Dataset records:
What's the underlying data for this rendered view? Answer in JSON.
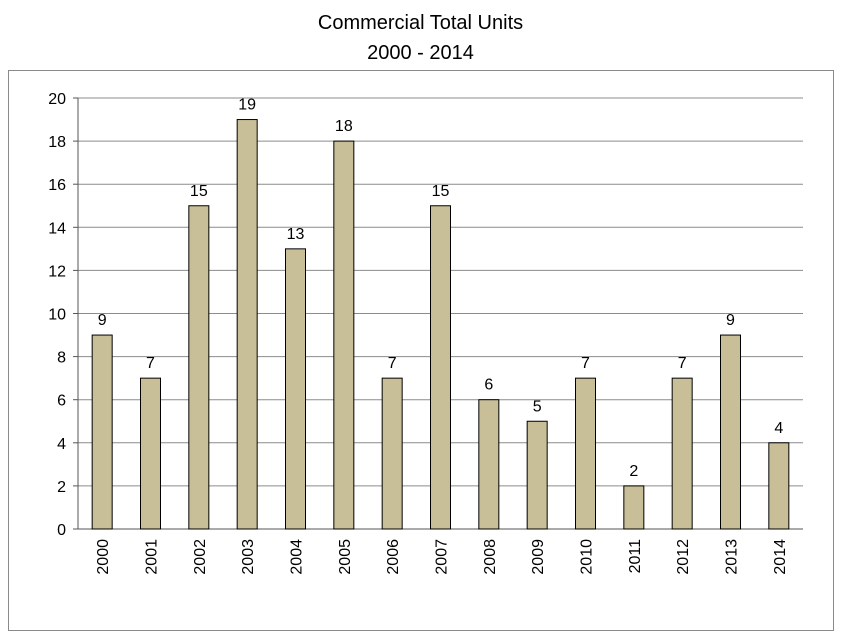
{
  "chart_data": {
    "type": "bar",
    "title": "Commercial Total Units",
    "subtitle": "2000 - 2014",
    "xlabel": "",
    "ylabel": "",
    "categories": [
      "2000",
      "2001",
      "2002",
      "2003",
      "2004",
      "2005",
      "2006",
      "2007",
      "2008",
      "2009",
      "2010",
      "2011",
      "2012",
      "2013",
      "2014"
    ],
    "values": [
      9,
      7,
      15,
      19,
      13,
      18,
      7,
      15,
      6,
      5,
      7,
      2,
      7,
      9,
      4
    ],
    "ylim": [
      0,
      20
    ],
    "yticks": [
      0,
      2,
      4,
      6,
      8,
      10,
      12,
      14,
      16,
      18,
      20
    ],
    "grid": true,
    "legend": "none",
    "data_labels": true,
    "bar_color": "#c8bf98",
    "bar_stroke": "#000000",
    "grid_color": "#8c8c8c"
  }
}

---

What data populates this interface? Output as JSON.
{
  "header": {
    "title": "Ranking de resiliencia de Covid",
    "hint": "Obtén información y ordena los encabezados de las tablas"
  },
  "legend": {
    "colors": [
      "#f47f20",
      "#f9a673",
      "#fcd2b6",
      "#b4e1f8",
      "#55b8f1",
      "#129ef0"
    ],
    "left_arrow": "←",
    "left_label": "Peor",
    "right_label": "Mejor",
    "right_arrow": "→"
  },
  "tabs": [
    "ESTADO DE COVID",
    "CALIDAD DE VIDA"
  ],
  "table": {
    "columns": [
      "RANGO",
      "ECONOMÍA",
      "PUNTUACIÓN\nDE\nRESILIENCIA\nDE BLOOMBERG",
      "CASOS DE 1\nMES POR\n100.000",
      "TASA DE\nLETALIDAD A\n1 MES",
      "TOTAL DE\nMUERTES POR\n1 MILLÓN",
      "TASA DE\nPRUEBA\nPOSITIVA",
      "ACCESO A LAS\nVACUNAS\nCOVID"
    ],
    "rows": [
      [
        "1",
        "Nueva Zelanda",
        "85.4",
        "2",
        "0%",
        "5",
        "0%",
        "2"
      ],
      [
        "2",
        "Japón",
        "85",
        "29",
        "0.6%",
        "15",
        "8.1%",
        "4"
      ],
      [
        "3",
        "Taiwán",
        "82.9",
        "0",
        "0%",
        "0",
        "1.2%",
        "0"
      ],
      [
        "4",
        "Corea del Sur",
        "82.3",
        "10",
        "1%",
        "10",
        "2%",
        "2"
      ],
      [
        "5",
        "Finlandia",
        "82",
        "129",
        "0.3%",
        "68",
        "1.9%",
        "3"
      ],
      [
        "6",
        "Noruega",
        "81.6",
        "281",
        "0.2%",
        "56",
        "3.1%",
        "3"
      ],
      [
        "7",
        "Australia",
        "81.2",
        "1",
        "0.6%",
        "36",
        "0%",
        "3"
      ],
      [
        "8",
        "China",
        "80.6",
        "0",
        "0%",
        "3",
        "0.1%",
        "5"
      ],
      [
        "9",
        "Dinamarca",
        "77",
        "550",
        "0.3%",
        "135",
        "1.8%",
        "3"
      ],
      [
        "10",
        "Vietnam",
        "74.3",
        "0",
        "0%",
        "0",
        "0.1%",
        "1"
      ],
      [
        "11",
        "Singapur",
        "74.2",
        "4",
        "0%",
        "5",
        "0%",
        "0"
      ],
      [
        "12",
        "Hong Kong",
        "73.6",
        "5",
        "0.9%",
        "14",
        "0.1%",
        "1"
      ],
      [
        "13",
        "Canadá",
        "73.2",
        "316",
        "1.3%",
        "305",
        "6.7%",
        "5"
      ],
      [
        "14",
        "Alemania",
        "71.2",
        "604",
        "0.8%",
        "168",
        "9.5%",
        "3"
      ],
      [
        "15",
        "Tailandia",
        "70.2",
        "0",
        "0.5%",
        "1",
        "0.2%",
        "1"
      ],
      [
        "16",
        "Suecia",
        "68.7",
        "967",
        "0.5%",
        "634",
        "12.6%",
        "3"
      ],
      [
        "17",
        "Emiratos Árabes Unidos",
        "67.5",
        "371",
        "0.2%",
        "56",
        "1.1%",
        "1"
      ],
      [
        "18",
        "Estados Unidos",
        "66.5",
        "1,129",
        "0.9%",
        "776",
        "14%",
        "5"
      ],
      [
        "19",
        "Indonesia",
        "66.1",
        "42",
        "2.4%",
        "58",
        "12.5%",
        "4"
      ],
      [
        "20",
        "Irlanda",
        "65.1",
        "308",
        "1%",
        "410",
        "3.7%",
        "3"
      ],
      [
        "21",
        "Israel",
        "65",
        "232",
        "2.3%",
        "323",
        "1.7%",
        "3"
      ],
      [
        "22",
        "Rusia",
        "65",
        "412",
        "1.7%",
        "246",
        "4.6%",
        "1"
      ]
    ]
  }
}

WORK TO COMPLETE: Extract from the data every line where "Unidos" shows up.

RESULT BELOW:
        "Emiratos Árabes Unidos",
        "Estados Unidos",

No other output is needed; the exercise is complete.